-- Start Source material --
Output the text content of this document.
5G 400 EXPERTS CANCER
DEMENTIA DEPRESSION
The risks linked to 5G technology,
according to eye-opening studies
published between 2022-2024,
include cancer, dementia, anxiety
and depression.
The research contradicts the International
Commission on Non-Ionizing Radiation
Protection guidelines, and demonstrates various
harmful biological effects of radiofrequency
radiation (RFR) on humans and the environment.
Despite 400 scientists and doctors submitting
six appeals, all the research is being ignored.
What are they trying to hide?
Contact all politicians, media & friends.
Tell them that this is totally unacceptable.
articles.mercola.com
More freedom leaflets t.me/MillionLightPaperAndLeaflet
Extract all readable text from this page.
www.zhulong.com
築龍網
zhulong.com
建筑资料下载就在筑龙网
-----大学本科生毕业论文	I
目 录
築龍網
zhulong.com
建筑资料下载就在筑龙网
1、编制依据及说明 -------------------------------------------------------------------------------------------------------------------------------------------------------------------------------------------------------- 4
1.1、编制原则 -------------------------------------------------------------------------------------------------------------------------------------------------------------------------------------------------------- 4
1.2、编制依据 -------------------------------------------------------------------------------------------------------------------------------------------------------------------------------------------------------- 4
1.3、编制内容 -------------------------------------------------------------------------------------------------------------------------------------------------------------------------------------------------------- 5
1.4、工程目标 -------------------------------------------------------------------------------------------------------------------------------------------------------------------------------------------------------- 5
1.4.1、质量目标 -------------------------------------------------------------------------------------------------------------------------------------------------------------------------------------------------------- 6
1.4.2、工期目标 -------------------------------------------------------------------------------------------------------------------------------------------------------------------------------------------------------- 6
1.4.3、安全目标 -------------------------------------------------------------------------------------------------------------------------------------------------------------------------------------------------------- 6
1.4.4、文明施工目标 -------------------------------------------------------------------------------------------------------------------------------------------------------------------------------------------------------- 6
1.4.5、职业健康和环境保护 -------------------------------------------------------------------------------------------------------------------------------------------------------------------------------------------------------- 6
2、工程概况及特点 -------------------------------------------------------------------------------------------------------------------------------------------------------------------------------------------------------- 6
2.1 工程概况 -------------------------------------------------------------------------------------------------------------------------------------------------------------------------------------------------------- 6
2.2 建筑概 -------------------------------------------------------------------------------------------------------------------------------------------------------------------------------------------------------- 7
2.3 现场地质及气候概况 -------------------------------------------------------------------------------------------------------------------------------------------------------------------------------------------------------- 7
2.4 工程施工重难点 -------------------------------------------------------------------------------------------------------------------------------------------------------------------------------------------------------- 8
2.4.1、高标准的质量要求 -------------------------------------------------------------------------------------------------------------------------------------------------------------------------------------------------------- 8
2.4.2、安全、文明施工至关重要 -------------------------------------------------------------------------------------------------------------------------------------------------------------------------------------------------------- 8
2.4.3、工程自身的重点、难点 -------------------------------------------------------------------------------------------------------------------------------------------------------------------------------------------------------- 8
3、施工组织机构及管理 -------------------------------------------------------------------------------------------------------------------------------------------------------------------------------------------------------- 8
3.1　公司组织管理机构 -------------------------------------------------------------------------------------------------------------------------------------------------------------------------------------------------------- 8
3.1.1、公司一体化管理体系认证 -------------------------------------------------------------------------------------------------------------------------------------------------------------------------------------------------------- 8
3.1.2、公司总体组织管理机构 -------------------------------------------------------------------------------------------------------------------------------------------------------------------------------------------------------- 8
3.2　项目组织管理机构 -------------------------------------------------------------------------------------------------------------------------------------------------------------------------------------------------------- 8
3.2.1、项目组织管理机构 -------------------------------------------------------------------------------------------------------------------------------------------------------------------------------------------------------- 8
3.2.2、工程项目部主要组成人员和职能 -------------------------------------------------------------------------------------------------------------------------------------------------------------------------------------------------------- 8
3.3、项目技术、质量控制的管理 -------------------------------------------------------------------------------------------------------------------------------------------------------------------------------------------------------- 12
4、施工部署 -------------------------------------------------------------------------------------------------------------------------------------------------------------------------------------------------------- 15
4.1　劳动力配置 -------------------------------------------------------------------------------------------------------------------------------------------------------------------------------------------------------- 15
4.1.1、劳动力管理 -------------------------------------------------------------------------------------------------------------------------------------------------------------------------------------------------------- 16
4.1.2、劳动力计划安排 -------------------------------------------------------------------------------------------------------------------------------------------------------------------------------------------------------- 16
-- End Source material --
● Your goal: Each record should come back exactly as written.

● Answer for the task:
Output the text content of this document.
5G 400 EXPERTS CANCER
DEMENTIA DEPRESSION
The risks linked to 5G technology,
according to eye-opening studies
published between 2022-2024,
include cancer, dementia, anxiety
and depression.
The research contradicts the International
Commission on Non-Ionizing Radiation
Protection guidelines, and demonstrates various
harmful biological effects of radiofrequency
radiation (RFR) on humans and the environment.
Despite 400 scientists and doctors submitting
six appeals, all the research is being ignored.
What are they trying to hide?
Contact all politicians, media & friends.
Tell them that this is totally unacceptable.
articles.mercola.com
More freedom leaflets t.me/MillionLightPaperAndLeaflet
Extract all readable text from this page.
www.zhulong.com
築龍網
zhulong.com
建筑资料下载就在筑龙网
-----大学本科生毕业论文	I
目 录
築龍網
zhulong.com
建筑资料下载就在筑龙网
1、编制依据及说明 -------------------------------------------------------------------------------------------------------------------------------------------------------------------------------------------------------- 4
1.1、编制原则 -------------------------------------------------------------------------------------------------------------------------------------------------------------------------------------------------------- 4
1.2、编制依据 -------------------------------------------------------------------------------------------------------------------------------------------------------------------------------------------------------- 4
1.3、编制内容 -------------------------------------------------------------------------------------------------------------------------------------------------------------------------------------------------------- 5
1.4、工程目标 -------------------------------------------------------------------------------------------------------------------------------------------------------------------------------------------------------- 5
1.4.1、质量目标 -------------------------------------------------------------------------------------------------------------------------------------------------------------------------------------------------------- 6
1.4.2、工期目标 -------------------------------------------------------------------------------------------------------------------------------------------------------------------------------------------------------- 6
1.4.3、安全目标 -------------------------------------------------------------------------------------------------------------------------------------------------------------------------------------------------------- 6
1.4.4、文明施工目标 -------------------------------------------------------------------------------------------------------------------------------------------------------------------------------------------------------- 6
1.4.5、职业健康和环境保护 -------------------------------------------------------------------------------------------------------------------------------------------------------------------------------------------------------- 6
2、工程概况及特点 -------------------------------------------------------------------------------------------------------------------------------------------------------------------------------------------------------- 6
2.1 工程概况 -------------------------------------------------------------------------------------------------------------------------------------------------------------------------------------------------------- 6
2.2 建筑概 -------------------------------------------------------------------------------------------------------------------------------------------------------------------------------------------------------- 7
2.3 现场地质及气候概况 -------------------------------------------------------------------------------------------------------------------------------------------------------------------------------------------------------- 7
2.4 工程施工重难点 -------------------------------------------------------------------------------------------------------------------------------------------------------------------------------------------------------- 8
2.4.1、高标准的质量要求 -------------------------------------------------------------------------------------------------------------------------------------------------------------------------------------------------------- 8
2.4.2、安全、文明施工至关重要 -------------------------------------------------------------------------------------------------------------------------------------------------------------------------------------------------------- 8
2.4.3、工程自身的重点、难点 -------------------------------------------------------------------------------------------------------------------------------------------------------------------------------------------------------- 8
3、施工组织机构及管理 -------------------------------------------------------------------------------------------------------------------------------------------------------------------------------------------------------- 8
3.1　公司组织管理机构 -------------------------------------------------------------------------------------------------------------------------------------------------------------------------------------------------------- 8
3.1.1、公司一体化管理体系认证 -------------------------------------------------------------------------------------------------------------------------------------------------------------------------------------------------------- 8
3.1.2、公司总体组织管理机构 -------------------------------------------------------------------------------------------------------------------------------------------------------------------------------------------------------- 8
3.2　项目组织管理机构 -------------------------------------------------------------------------------------------------------------------------------------------------------------------------------------------------------- 8
3.2.1、项目组织管理机构 -------------------------------------------------------------------------------------------------------------------------------------------------------------------------------------------------------- 8
3.2.2、工程项目部主要组成人员和职能 -------------------------------------------------------------------------------------------------------------------------------------------------------------------------------------------------------- 8
3.3、项目技术、质量控制的管理 -------------------------------------------------------------------------------------------------------------------------------------------------------------------------------------------------------- 12
4、施工部署 -------------------------------------------------------------------------------------------------------------------------------------------------------------------------------------------------------- 15
4.1　劳动力配置 -------------------------------------------------------------------------------------------------------------------------------------------------------------------------------------------------------- 15
4.1.1、劳动力管理 -------------------------------------------------------------------------------------------------------------------------------------------------------------------------------------------------------- 16
4.1.2、劳动力计划安排 -------------------------------------------------------------------------------------------------------------------------------------------------------------------------------------------------------- 16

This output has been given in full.